TASK BRIEF:
Find every line of the listing below where "name" appears, and copy it.

begin

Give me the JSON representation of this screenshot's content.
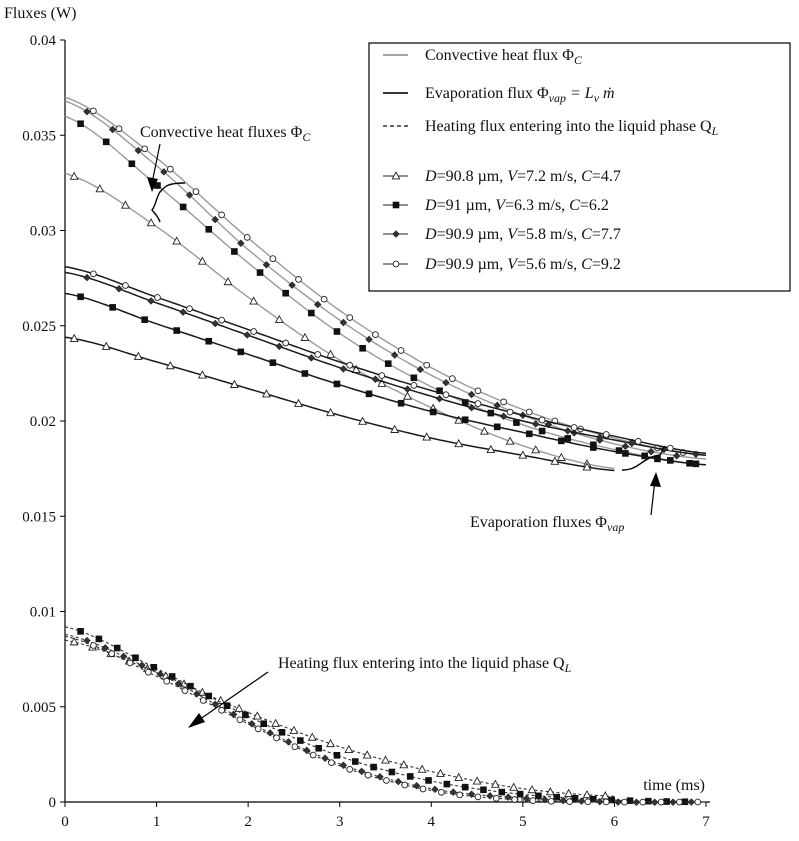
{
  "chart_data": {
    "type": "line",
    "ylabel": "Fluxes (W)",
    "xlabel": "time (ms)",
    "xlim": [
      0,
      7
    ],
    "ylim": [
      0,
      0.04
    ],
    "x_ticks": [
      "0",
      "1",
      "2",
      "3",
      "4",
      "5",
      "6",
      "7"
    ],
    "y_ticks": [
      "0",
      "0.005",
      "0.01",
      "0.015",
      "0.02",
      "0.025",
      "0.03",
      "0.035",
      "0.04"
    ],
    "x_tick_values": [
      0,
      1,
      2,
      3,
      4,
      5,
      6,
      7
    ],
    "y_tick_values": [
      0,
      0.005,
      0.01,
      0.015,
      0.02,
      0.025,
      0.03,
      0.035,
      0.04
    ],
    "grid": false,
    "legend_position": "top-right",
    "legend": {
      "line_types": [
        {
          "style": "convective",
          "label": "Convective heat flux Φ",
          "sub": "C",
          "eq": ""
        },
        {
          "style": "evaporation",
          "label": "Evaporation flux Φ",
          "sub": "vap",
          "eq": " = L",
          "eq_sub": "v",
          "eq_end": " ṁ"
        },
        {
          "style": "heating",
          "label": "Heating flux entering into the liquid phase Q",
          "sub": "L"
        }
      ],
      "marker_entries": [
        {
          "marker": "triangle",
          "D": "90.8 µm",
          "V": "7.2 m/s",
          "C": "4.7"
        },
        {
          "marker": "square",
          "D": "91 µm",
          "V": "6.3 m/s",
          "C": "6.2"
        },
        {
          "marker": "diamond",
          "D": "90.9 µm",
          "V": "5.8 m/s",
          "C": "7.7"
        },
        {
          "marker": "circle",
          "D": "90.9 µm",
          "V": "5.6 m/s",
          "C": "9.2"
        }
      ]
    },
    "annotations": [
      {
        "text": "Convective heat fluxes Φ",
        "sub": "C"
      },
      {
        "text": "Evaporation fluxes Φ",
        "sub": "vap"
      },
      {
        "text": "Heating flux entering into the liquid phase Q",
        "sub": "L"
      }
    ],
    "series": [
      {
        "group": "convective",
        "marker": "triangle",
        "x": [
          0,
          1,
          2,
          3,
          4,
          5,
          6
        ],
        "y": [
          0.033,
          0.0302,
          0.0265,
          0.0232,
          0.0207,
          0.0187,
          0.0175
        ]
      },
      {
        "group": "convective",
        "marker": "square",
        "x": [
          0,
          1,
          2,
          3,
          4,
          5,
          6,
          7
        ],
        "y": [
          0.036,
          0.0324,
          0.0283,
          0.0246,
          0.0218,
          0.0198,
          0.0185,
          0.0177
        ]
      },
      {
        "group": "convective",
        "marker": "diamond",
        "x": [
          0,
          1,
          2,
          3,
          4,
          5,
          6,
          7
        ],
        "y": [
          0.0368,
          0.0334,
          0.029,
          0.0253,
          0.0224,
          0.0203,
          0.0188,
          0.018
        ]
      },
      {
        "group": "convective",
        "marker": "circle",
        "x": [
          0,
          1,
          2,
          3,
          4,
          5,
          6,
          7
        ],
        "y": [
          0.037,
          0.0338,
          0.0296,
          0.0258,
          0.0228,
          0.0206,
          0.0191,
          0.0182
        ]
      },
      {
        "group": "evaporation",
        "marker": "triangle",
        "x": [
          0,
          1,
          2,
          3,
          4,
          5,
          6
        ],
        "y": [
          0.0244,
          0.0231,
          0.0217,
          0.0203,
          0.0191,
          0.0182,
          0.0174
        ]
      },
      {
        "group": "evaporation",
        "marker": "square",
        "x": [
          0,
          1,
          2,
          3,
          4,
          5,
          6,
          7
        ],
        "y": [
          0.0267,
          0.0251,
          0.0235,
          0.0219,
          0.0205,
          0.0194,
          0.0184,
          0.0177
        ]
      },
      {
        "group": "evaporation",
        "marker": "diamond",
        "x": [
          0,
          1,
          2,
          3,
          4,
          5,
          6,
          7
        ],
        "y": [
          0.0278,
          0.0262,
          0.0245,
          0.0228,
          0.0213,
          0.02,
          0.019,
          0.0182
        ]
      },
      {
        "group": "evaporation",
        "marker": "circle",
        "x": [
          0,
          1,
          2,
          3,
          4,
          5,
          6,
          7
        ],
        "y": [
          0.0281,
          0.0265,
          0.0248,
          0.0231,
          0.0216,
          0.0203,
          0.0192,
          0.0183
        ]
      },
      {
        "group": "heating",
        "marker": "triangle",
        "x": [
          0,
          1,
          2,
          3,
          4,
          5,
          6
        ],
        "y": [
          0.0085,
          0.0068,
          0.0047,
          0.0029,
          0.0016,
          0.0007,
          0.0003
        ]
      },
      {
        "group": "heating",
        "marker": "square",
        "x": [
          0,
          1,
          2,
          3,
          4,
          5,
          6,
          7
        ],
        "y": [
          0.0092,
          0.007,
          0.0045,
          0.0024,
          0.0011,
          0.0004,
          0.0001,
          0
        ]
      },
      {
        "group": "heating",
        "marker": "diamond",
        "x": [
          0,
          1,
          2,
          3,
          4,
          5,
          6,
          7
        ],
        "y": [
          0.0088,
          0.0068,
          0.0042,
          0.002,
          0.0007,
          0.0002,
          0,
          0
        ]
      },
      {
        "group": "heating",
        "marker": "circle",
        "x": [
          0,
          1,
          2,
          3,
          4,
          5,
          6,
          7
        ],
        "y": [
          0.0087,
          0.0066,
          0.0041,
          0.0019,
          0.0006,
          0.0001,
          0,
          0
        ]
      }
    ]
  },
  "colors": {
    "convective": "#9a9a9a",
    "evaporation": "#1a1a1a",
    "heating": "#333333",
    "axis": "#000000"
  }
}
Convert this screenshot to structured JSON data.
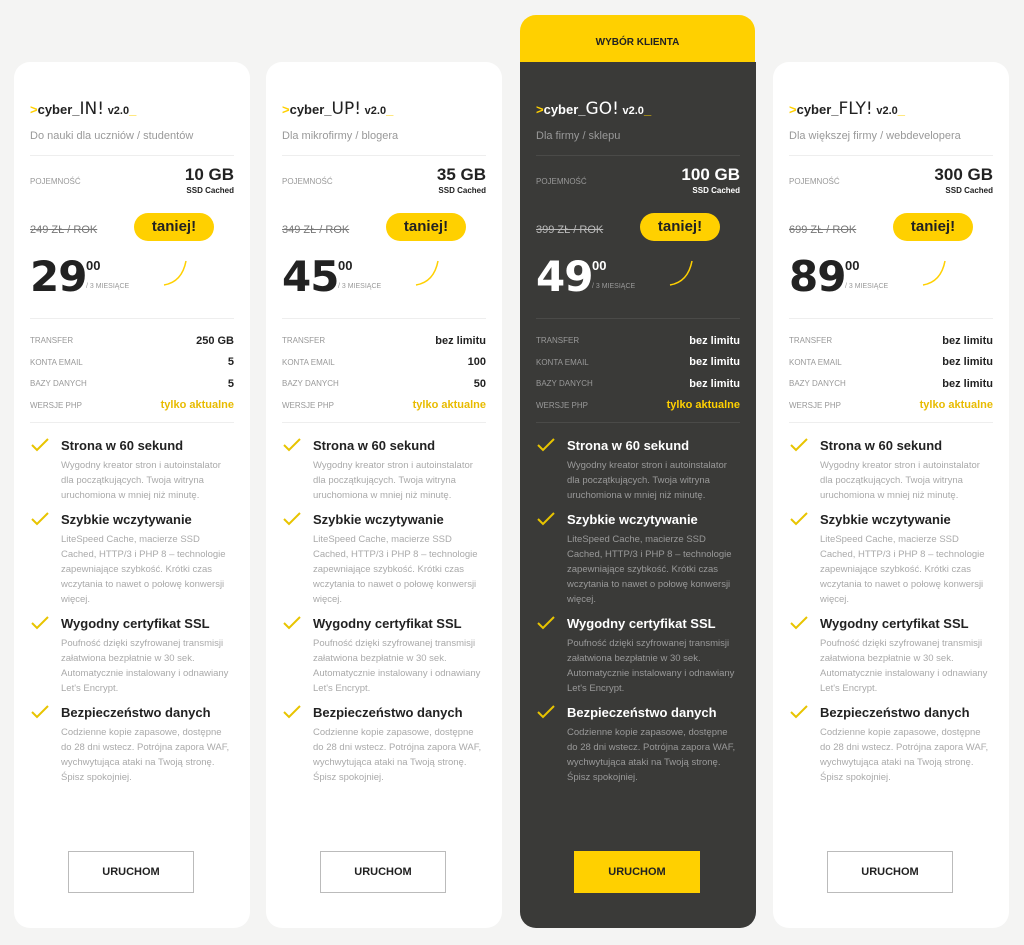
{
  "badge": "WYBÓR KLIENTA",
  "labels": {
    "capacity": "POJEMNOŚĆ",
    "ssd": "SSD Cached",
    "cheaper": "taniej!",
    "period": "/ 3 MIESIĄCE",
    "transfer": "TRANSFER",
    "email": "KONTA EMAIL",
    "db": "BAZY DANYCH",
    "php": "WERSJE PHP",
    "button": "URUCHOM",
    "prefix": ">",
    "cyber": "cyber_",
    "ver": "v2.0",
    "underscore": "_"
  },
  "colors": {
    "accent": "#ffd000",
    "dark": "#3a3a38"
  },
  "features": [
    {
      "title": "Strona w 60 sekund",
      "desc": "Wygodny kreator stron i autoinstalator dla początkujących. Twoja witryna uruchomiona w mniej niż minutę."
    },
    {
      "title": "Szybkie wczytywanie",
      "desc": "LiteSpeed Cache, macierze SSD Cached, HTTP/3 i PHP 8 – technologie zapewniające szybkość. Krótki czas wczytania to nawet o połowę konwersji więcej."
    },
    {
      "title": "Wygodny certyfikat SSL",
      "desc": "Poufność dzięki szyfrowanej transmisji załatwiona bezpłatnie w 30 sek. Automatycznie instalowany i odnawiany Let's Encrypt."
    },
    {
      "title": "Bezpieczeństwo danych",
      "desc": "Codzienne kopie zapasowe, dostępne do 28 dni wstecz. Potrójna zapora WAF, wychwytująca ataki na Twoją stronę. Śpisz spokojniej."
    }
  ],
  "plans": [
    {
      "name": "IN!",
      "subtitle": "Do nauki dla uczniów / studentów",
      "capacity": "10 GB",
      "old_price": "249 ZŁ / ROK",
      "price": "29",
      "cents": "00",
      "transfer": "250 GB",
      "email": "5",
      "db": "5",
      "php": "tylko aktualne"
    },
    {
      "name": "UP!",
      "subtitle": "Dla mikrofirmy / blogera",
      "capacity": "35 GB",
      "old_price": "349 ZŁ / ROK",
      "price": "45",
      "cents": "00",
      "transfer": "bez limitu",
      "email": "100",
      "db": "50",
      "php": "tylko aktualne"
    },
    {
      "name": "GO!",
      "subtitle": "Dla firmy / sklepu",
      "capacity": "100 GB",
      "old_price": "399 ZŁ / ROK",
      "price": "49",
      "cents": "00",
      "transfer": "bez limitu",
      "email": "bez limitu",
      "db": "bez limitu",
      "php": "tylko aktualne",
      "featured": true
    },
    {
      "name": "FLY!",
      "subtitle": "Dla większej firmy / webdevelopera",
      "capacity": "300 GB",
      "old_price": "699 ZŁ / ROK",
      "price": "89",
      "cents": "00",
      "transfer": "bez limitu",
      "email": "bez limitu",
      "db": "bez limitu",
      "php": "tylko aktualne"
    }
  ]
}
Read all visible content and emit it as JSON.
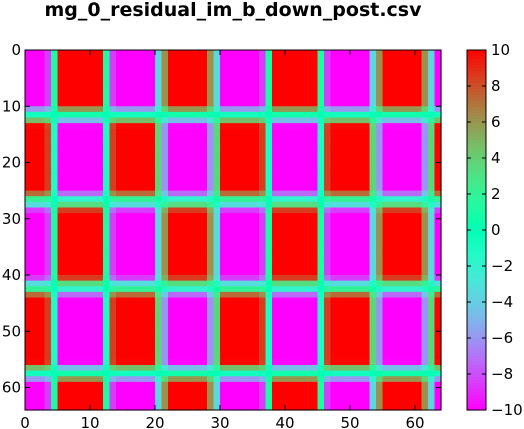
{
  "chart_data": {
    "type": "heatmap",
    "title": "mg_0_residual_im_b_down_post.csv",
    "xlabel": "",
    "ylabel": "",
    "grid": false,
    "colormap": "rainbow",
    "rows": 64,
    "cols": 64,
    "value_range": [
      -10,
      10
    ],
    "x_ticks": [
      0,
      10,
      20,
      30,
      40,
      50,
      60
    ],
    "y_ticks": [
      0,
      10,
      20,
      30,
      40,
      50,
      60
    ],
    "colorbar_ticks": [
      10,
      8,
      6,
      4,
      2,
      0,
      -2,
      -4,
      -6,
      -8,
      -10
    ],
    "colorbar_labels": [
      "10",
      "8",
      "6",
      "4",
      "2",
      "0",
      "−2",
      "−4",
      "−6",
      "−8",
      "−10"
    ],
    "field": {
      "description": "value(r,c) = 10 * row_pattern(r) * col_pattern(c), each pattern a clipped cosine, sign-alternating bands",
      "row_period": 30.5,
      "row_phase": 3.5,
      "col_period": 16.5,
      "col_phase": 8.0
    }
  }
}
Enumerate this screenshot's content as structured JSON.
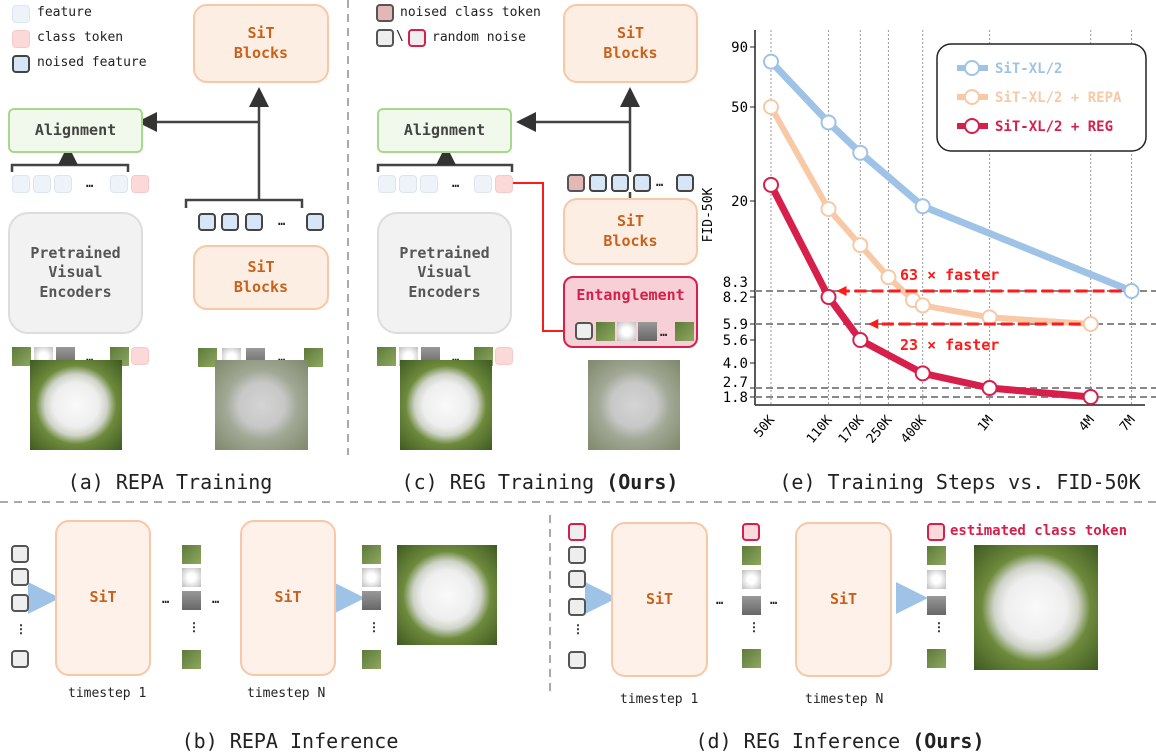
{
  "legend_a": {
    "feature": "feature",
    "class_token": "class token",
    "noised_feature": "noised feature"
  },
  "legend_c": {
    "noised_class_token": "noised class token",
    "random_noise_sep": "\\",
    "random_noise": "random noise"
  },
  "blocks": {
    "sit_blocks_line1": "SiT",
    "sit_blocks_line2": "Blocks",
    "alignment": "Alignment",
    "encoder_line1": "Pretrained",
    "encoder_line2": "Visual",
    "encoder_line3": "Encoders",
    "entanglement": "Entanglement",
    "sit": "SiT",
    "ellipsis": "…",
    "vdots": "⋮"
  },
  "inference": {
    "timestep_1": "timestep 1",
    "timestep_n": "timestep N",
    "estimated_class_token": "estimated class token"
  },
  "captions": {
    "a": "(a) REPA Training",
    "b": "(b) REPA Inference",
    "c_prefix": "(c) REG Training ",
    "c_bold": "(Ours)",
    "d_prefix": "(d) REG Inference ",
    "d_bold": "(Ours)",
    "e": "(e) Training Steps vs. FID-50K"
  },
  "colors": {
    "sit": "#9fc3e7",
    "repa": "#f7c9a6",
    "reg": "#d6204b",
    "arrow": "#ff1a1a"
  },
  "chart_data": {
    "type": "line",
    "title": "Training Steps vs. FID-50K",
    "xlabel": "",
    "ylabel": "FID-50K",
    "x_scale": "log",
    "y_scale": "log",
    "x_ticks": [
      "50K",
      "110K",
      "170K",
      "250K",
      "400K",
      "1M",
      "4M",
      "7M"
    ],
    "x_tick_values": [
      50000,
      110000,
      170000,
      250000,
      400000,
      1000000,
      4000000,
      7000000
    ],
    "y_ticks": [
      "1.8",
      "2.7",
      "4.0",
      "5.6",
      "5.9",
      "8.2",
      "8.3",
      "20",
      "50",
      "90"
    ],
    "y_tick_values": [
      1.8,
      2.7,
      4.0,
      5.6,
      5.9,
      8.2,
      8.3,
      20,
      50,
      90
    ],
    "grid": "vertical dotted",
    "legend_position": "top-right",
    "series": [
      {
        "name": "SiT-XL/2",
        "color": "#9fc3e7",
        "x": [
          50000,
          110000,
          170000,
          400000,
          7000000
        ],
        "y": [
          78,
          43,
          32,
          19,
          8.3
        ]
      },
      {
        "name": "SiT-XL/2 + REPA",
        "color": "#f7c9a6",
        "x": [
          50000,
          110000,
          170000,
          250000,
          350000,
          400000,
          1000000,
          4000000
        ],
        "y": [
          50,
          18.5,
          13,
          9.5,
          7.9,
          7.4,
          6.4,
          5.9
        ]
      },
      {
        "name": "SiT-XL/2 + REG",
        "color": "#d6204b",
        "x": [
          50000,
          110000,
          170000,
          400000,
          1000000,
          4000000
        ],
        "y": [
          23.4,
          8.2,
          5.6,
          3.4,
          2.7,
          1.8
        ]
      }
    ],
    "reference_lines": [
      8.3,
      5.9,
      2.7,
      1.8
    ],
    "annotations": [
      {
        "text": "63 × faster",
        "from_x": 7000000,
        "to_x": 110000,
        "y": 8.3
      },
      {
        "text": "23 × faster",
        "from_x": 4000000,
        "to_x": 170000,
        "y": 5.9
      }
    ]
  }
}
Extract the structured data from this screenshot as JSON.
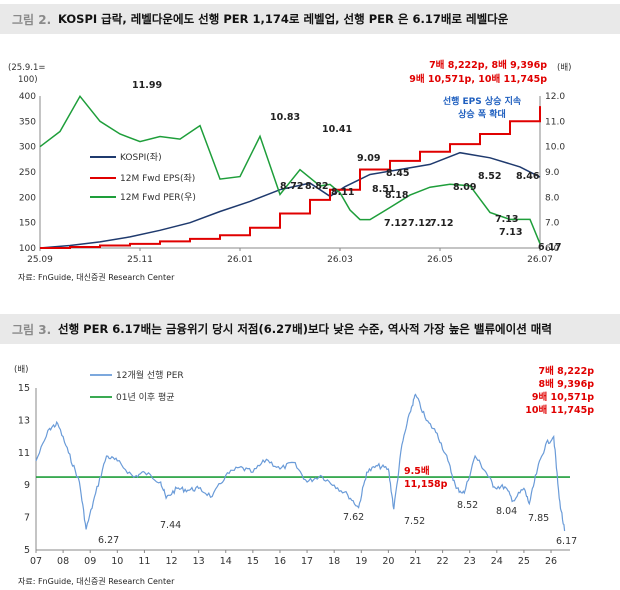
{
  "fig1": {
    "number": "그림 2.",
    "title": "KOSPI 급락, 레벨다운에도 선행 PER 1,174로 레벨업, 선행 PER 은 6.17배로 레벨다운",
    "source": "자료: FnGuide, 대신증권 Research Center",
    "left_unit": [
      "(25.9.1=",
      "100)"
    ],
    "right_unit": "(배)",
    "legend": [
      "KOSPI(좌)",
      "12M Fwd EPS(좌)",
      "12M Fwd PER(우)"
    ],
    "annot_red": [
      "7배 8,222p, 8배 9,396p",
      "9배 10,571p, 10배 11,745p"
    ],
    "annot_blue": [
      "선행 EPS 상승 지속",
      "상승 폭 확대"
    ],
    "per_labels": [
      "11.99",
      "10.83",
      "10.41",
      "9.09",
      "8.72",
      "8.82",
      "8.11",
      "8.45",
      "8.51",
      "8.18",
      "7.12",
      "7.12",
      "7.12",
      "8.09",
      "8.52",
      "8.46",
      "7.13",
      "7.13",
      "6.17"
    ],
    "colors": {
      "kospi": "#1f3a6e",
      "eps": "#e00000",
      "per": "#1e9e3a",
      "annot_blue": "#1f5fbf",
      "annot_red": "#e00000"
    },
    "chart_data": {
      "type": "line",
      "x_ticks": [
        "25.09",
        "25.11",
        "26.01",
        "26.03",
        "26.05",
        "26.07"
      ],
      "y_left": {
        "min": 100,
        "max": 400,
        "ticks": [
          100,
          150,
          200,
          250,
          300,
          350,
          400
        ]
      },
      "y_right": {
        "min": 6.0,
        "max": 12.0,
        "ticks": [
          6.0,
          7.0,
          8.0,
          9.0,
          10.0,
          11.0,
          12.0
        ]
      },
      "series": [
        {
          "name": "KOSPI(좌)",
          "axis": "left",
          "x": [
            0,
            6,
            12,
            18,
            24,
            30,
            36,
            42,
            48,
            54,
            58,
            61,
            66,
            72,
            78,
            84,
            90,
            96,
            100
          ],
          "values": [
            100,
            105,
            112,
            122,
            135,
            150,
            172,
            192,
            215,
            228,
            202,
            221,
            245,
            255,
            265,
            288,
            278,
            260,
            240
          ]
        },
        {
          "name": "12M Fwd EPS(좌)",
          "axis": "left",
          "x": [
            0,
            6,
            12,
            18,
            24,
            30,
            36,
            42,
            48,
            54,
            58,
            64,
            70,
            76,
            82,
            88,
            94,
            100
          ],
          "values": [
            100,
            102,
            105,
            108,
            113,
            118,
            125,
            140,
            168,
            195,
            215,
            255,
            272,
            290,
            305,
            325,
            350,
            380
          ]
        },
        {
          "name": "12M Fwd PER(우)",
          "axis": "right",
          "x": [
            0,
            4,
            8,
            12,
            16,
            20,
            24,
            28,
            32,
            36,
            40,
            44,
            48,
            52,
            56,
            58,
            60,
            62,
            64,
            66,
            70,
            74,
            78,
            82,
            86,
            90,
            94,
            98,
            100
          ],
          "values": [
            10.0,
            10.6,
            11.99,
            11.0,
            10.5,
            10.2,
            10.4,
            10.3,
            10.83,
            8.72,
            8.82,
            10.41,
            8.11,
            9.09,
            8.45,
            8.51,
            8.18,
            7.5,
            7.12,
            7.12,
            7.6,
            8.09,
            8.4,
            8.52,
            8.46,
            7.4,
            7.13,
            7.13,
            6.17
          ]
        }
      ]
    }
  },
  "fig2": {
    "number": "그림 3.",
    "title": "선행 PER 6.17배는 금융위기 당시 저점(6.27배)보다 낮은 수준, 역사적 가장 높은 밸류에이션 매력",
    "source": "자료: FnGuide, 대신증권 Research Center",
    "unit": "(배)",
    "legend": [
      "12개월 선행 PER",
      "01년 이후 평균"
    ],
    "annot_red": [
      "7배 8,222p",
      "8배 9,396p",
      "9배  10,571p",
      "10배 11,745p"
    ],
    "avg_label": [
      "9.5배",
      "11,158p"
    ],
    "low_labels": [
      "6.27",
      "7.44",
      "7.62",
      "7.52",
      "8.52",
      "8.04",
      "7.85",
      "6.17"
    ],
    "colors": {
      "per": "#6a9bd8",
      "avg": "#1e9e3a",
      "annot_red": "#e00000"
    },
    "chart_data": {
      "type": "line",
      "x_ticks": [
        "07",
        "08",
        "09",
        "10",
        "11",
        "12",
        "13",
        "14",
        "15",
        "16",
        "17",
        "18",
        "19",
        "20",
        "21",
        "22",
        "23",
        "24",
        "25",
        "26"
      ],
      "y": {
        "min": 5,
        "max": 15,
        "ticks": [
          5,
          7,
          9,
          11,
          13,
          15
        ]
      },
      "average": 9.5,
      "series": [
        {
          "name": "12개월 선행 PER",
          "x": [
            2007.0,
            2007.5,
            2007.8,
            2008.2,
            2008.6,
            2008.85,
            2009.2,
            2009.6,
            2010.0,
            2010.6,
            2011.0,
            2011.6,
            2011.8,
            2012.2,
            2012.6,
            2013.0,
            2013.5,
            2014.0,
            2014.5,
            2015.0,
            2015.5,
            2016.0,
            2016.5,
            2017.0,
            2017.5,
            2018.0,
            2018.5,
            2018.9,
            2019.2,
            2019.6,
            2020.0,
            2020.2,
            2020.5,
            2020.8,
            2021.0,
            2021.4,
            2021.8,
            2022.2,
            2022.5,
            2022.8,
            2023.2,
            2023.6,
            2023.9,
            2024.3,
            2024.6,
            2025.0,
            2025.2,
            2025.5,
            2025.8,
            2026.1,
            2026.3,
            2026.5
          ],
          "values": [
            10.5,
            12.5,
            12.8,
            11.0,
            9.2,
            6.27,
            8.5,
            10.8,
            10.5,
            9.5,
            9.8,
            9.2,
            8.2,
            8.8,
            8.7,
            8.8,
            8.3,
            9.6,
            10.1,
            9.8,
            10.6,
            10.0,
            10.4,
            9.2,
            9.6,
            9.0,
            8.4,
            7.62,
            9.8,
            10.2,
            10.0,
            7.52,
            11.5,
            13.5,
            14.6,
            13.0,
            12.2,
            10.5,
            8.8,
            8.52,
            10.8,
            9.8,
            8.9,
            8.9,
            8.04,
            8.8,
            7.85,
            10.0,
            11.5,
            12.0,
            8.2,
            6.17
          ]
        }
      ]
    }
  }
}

end

TASK RESULT:
      "name": "IN!",
      "name": "UP!",
      "name": "GO!",
      "name": "FLY!",
        "name": "SiT-XL/2",
        "name": "SiT-XL/2 + REPA",
        "name": "SiT-XL/2 + REG",
          "name": "KOSPI(좌)",
          "name": "12M Fwd EPS(좌)",
          "name": "12M Fwd PER(우)",
          "name": "12개월 선행 PER",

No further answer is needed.